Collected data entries

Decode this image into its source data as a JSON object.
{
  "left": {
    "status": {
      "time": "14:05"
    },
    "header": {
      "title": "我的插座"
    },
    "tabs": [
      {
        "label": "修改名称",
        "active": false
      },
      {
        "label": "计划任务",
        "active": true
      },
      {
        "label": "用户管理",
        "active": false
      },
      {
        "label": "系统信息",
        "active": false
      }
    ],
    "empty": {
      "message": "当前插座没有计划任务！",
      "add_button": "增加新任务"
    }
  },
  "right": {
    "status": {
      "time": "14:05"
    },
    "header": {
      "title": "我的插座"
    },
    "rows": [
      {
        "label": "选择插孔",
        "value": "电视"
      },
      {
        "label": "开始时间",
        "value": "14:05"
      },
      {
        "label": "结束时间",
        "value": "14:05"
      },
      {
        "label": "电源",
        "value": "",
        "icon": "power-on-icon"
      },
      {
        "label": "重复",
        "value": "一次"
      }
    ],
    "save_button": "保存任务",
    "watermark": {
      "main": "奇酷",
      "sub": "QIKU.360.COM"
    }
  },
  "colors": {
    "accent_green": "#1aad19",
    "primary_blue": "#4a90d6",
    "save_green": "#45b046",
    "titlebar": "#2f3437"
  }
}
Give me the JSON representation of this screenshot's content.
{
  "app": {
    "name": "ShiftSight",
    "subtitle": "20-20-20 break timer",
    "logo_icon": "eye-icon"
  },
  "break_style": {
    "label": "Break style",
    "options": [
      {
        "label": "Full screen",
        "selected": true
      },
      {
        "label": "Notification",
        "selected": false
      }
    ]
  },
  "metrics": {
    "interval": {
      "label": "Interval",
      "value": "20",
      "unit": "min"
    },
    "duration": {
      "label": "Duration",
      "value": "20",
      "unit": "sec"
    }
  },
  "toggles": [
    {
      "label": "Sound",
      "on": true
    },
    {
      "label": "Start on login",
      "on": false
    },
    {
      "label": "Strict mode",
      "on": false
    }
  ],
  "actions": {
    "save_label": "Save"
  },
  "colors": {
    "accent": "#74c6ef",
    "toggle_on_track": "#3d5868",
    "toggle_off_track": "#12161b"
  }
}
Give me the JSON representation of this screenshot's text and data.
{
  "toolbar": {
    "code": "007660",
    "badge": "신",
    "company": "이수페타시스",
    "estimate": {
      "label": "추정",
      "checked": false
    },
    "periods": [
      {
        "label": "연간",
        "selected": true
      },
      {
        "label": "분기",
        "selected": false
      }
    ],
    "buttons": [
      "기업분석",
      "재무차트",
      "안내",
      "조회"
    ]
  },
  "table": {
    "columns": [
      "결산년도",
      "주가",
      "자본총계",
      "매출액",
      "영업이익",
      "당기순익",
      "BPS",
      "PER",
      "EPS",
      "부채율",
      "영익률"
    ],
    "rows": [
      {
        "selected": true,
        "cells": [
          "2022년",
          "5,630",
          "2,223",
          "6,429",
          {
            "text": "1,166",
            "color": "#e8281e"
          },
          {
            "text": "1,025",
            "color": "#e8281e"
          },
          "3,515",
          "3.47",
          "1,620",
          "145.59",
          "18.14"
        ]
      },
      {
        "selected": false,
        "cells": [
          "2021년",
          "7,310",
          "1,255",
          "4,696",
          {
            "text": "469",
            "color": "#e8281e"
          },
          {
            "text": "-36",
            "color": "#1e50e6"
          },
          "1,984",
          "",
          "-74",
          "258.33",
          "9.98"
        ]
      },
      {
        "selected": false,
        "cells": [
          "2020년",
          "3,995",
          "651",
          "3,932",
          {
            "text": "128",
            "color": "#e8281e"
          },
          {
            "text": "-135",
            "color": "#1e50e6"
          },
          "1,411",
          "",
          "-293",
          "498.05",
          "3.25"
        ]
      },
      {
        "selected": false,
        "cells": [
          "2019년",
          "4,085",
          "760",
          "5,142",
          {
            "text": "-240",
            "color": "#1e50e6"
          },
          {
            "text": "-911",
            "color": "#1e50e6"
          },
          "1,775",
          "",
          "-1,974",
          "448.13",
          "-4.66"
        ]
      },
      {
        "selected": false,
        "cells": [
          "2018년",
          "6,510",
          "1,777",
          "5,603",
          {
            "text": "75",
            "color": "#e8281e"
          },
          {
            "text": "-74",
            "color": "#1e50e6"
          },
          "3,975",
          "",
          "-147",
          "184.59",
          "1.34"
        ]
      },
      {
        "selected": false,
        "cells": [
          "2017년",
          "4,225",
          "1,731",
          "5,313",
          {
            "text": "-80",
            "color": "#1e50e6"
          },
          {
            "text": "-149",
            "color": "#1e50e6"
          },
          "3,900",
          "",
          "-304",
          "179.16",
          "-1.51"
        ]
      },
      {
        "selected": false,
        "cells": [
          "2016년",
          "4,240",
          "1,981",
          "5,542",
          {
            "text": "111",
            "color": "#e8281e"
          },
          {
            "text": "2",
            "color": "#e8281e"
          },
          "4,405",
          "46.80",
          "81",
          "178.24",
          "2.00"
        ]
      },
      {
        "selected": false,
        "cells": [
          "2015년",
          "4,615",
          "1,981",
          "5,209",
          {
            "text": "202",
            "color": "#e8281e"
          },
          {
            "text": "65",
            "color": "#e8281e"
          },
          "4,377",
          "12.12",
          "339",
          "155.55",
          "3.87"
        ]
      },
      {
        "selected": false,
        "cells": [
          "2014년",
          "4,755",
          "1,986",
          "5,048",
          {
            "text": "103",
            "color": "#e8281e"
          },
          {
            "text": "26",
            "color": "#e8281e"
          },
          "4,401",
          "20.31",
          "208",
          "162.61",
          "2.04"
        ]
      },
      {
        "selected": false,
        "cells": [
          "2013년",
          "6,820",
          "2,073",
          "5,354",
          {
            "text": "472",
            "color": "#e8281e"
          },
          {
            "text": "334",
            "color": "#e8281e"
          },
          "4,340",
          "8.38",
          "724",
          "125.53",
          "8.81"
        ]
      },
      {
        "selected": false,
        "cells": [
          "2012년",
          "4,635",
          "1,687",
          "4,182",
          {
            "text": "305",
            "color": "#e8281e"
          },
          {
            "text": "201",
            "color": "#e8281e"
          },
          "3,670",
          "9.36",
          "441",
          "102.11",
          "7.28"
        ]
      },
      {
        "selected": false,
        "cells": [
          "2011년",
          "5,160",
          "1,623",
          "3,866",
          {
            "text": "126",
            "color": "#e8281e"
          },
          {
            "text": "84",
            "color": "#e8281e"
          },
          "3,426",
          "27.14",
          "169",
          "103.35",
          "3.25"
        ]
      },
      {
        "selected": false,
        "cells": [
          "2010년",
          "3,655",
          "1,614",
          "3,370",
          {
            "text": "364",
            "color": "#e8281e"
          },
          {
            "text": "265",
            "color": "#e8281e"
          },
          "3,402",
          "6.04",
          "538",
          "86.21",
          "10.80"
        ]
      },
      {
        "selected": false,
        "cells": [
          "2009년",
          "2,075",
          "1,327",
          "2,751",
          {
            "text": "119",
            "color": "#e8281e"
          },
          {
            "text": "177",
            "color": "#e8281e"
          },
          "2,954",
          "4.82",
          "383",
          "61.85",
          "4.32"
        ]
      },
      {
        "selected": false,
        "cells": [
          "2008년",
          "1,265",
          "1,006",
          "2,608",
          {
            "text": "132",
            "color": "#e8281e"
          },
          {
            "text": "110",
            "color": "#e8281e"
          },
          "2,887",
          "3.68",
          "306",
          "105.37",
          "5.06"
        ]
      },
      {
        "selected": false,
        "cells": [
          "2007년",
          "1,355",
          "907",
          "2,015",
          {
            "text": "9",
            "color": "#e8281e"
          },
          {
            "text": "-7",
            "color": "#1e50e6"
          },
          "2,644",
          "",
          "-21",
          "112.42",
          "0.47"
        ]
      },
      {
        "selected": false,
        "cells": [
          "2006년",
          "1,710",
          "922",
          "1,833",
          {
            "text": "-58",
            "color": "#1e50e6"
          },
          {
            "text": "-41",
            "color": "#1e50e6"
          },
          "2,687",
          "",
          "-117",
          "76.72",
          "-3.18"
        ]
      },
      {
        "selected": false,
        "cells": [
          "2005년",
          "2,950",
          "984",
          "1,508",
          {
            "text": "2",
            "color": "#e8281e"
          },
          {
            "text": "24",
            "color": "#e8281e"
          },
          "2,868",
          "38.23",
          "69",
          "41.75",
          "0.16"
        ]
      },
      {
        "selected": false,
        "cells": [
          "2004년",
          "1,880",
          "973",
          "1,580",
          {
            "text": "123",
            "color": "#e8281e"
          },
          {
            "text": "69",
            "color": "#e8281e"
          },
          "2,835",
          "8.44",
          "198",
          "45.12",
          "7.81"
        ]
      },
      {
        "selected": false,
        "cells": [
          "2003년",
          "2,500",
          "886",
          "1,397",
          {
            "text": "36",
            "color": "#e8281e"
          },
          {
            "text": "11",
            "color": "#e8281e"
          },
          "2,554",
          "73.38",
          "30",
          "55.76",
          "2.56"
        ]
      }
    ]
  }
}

What you need to do:
Copy every line of the records above that contains "icon".

Solution to this problem:
        "icon": "power-on-icon"
    "logo_icon": "eye-icon"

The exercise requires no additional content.